Look through the data and write out every line with the word "this" in it.

(Stored records)

= = = =

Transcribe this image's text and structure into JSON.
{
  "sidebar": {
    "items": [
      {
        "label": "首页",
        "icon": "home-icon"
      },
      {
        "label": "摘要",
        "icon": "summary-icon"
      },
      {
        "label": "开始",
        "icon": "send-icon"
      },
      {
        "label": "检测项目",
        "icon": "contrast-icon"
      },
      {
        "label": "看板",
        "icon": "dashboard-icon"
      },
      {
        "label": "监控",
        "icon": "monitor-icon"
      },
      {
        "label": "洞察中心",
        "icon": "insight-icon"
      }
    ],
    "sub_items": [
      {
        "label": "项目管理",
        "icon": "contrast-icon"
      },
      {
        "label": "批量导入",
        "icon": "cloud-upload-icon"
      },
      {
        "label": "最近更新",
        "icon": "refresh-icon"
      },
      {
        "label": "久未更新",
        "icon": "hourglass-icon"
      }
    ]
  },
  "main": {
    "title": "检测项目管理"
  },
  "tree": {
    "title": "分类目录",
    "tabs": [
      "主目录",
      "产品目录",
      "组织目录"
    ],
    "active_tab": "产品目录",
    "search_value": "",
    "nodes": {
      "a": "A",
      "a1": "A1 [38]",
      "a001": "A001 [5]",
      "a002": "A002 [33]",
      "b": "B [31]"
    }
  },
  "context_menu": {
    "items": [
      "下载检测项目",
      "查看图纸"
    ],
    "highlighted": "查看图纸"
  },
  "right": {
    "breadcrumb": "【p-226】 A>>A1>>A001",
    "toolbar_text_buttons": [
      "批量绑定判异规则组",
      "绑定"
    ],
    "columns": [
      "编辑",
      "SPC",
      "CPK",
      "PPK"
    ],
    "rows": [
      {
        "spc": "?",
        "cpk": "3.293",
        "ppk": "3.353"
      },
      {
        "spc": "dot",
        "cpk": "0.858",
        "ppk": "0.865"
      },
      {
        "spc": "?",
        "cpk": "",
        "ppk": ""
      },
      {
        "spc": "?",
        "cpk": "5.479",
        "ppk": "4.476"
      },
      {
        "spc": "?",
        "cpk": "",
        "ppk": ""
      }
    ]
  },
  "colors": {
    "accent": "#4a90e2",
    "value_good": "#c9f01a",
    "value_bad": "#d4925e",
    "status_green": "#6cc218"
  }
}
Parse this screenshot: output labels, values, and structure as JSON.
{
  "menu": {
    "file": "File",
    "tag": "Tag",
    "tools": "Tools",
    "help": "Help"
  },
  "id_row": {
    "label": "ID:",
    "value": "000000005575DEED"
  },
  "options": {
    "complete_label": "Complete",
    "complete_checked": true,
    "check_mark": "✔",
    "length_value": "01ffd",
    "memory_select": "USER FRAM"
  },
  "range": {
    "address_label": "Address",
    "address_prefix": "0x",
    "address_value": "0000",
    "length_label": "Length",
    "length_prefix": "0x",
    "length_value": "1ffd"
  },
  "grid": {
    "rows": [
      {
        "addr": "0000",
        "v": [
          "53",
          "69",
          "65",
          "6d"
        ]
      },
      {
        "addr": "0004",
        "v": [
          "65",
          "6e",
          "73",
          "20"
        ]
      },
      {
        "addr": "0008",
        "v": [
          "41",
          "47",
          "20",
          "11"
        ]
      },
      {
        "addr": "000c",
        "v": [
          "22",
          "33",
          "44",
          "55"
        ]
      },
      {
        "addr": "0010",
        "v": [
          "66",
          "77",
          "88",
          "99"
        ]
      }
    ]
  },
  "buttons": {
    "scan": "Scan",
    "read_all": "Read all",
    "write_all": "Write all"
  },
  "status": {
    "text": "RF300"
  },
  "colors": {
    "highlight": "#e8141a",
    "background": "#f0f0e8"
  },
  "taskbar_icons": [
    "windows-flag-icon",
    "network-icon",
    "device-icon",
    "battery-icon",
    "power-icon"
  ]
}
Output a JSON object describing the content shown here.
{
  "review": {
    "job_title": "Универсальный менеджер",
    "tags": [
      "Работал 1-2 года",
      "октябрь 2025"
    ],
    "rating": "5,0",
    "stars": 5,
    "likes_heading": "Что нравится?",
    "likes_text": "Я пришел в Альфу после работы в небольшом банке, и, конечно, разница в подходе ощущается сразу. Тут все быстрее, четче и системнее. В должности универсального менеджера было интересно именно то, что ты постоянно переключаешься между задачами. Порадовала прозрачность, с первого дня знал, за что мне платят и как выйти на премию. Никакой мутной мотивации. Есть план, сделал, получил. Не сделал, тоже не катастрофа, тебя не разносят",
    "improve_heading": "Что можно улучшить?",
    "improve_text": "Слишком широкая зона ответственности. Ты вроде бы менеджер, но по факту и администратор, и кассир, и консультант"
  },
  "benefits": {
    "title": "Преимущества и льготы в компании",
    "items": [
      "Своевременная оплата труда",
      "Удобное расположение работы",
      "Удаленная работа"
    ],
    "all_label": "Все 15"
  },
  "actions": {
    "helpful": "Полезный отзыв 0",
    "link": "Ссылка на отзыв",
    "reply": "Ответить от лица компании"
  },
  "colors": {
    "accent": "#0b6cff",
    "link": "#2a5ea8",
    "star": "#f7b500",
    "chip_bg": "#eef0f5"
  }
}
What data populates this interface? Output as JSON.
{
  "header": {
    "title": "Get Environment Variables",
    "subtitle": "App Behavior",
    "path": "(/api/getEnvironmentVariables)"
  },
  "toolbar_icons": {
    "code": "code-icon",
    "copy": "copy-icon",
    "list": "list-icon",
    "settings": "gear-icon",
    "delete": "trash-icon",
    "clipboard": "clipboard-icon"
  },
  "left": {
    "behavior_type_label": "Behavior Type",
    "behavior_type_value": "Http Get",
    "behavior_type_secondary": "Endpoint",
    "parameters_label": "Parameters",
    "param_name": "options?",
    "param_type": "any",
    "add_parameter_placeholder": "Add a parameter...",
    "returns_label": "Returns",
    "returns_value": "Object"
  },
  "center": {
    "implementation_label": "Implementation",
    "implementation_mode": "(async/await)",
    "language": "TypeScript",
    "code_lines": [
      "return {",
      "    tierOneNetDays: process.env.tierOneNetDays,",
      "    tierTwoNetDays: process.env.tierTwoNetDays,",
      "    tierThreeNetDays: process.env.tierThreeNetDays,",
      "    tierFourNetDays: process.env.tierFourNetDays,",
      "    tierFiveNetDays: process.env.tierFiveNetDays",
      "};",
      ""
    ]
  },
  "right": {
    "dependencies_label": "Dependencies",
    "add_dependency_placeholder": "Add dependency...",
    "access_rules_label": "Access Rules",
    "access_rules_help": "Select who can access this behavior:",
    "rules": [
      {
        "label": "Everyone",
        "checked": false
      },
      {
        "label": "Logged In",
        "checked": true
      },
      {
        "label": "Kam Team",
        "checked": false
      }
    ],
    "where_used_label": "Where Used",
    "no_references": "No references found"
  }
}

= = = =

## RIGHT ANSWER
Transcribe this image's text and structure into JSON.
Parse this screenshot: output labels, values, and structure as JSON.
What data populates this interface? Output as JSON.
    "access_rules_help": "Select who can access this behavior:",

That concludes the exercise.